---------- DATA LISTING
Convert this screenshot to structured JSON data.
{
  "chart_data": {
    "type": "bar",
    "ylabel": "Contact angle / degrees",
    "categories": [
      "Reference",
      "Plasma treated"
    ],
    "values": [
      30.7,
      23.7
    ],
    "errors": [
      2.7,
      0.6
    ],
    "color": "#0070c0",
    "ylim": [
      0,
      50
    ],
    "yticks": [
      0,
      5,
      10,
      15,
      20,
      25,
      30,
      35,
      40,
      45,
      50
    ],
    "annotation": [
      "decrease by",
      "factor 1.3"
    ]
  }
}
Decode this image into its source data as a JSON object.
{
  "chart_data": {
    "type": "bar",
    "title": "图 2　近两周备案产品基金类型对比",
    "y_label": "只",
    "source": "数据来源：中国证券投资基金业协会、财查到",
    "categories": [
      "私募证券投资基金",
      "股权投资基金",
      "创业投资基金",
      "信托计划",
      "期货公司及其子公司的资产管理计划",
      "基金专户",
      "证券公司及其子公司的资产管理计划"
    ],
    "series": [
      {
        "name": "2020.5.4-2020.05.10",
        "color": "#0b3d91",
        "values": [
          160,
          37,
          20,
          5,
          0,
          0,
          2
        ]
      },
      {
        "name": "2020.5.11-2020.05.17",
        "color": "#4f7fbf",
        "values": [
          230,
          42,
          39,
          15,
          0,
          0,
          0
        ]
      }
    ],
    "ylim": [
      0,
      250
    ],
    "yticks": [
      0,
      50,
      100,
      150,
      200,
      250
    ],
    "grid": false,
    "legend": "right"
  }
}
--------------------
YOUR INSTRUCTIONS: Reproduce precisely the span of lines that begins at the line containing "Decode this image" and ends with the last line of the listing.

SOLUTION FOR THIS EXERCISE:
Decode this image into its source data as a JSON object.
{
  "chart_data": {
    "type": "bar",
    "title": "图 2　近两周备案产品基金类型对比",
    "y_label": "只",
    "source": "数据来源：中国证券投资基金业协会、财查到",
    "categories": [
      "私募证券投资基金",
      "股权投资基金",
      "创业投资基金",
      "信托计划",
      "期货公司及其子公司的资产管理计划",
      "基金专户",
      "证券公司及其子公司的资产管理计划"
    ],
    "series": [
      {
        "name": "2020.5.4-2020.05.10",
        "color": "#0b3d91",
        "values": [
          160,
          37,
          20,
          5,
          0,
          0,
          2
        ]
      },
      {
        "name": "2020.5.11-2020.05.17",
        "color": "#4f7fbf",
        "values": [
          230,
          42,
          39,
          15,
          0,
          0,
          0
        ]
      }
    ],
    "ylim": [
      0,
      250
    ],
    "yticks": [
      0,
      50,
      100,
      150,
      200,
      250
    ],
    "grid": false,
    "legend": "right"
  }
}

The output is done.